◆ Atividades:
1 – Por favor, traduza para o inglês esta frase do relato clínico: "Com esta ultima providencia, tudo melhorou imediatamente."
2 – Segundo o relato clínico, por que se recorreu a uma transfusão, mesmo depois que o novo tampão quase extinguiu a hemorragia? Responda em uma a três frases.

#### Texto fornecido

Passemos á observação.

J. C. C., 22 anos, brasileira, branca, residente nesta Capital, sofre de frequentes crises de sinusismo frontal. Destes casos frustos, em que não ha pús, mas a radiografia revela um seio de luminosidade diminuida. Cabeça do corneto médio esquerdo muito grande e o septo com dois desvios, um para a direita, baixo, e outro para a esquerda, alto, comprimindo o citado corneto. Ressecção submucosa do septo facil, apenas pequena hemorragia no apice da citada crista esquerda, facilmente debelada por um tampão de adrenalina, que permitiu terminar bem o acto cirurgico sem mais incidente; aliás, esta moça fôra por mim operada de amigdalas por dissecção, em seguida a dois abcessos, assim como tiraram-lhe o apendice, correndo tudo calmamente. Operei-a em dias do mez passado, ás 8 horas da manhã; ás 14 horas sou chamado ao hospital porque a paciente perdia sangue. A-pezar-dom duvidar da necessidade da minha presença fui imediatamente. No quarto onde estava internada a paciente não tive uma impressão desfavoravel e mandei remove-Ia para a sala de cirurgia afim de reforçar o tamponamento, si necessario. Aqui porém, o quadro tomou um aspecto completamente diferente, porque a paciente chega á sala escura, desacordada e pulso quasi imperceptivel. Um colega que, por felicidade dela e minha porque me ajudou, casualmente estava em visita, afirma que a doente perdera nunca menos de 600 gramas de sangue rubro; não se 'tratava de sangue deglutido e vomitado, cuja quantidade tanto ilude os circunstantes. Não sei si a emoção redundou em exagero por parte do colega, mas facto é que se tornava dificil ou impossivel encontrar a radial. Assim, pois em alguns segundos tratei de reformar a tamponagem. No instante em que retirei a gaze para colocar outra, do lado da crista que sangrava durante o acto cirurgico culminou de intensidade o acidente; parecia uma torneira aberta, como se exprime o vulgo. Com muita rapidez coloquei um tampão novo bastante forte e simultaneamente se injectavam til cc. de sôro glicosado na veia e coaguleno. O novo tampão e a baixa da pressão arterial melhoraram imediatamente a situação, extinguindo-se quasi que por completo a hemorragia, mas as condições gerais da paciente ainda continuavam muito duvidosas: dificilmente percebia-se o pulso e mantinha-se desacordada. Assim pois, apelou-se para uma transfusão, realisada meia hora depois da tamponagem.

Com esta ultima providencia, tudo melhorou imediatamente.

A-pezar-de muito vertginosa a qualquer movimento, sob alimentação liquida abundante, passou uma noite mais ou menos tranquilisadora, e 48 horas depois consegui tirar o tamponamento com uma perda infima de sangue.

Que comentario mereceria esta observação?

########
#### Listagem fornecida

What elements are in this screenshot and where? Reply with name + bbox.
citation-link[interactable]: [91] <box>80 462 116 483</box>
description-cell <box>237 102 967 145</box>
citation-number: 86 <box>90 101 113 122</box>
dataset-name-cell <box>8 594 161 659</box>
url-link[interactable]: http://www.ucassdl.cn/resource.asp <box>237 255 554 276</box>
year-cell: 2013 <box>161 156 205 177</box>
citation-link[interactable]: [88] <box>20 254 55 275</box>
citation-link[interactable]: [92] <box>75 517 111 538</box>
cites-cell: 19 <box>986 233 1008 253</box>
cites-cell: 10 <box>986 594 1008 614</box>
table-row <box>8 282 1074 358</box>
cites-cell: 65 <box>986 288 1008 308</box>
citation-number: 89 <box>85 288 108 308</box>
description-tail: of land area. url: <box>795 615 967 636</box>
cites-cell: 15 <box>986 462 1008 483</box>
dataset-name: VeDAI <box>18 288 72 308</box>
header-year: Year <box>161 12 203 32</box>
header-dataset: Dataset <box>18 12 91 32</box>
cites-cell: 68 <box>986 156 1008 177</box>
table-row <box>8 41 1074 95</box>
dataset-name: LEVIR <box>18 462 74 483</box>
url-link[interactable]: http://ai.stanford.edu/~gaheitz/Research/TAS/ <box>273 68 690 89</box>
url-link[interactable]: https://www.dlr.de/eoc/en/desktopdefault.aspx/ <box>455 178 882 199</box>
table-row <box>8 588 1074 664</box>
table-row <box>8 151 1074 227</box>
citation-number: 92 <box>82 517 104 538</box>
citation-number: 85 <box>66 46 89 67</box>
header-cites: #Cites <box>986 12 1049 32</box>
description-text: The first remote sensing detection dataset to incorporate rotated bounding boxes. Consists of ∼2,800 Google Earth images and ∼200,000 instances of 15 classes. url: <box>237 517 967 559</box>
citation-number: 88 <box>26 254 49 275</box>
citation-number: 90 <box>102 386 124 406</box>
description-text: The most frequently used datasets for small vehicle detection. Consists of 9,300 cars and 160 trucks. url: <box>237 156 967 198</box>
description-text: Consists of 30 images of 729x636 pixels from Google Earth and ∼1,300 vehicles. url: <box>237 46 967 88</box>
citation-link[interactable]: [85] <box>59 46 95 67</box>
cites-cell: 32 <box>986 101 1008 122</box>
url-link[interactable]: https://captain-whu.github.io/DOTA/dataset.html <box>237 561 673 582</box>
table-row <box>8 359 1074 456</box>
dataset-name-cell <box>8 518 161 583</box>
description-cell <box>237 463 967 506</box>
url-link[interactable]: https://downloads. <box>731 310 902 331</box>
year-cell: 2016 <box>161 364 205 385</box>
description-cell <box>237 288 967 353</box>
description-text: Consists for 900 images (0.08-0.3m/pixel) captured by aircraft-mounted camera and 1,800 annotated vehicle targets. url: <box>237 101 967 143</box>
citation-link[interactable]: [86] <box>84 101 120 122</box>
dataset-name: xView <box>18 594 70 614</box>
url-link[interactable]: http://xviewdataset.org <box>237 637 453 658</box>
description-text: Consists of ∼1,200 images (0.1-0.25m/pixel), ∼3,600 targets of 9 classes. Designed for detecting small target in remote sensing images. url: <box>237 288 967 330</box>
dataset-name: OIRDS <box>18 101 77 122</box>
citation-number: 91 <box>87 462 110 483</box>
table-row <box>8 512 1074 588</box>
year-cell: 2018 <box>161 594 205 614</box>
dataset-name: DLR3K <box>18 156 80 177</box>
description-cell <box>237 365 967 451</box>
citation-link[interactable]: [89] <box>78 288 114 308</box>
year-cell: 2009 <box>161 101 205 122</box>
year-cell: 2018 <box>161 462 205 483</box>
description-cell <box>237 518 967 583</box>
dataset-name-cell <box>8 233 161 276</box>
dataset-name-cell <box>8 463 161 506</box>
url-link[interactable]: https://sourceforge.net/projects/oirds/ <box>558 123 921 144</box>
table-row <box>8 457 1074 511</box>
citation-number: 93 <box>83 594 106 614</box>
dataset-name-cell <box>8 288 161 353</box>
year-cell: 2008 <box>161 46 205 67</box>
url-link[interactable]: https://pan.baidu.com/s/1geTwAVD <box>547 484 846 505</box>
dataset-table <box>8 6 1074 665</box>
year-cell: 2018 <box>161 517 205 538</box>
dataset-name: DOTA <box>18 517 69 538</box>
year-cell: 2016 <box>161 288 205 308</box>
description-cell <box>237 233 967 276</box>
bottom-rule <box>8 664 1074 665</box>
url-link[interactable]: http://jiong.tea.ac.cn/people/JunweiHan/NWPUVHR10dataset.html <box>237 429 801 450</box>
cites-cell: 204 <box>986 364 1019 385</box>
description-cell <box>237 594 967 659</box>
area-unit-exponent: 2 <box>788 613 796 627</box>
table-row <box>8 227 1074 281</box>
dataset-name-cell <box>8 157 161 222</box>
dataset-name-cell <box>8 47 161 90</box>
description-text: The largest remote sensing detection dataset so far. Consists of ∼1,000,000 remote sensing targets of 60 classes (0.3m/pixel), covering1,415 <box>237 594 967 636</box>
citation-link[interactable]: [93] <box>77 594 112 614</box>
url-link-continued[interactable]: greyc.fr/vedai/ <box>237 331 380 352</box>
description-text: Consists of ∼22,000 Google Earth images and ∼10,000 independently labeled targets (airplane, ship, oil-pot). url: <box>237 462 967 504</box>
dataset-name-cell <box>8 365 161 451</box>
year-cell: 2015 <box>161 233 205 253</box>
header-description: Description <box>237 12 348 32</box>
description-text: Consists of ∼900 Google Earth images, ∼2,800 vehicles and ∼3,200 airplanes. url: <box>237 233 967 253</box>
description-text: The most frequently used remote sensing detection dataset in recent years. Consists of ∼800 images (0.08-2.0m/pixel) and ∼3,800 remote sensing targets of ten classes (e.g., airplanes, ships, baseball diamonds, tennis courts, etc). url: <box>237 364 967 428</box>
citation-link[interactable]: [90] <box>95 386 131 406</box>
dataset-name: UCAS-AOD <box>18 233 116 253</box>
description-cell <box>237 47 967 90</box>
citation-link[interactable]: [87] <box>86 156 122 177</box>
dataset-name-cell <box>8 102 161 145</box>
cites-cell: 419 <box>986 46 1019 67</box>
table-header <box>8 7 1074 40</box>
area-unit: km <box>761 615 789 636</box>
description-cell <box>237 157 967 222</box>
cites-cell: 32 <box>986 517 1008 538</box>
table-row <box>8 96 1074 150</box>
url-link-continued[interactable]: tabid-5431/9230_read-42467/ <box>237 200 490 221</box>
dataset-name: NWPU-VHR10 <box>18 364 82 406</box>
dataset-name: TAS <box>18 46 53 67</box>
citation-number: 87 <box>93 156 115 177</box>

########

◆ Respostas por tarefa:
1 – With this last measure, everything improved immediately.

2 – Recorreu-se à transfusão porque as condições gerais da paciente continuavam muito duvidosas. O pulso mal se percebia, e ela continuava desacordada.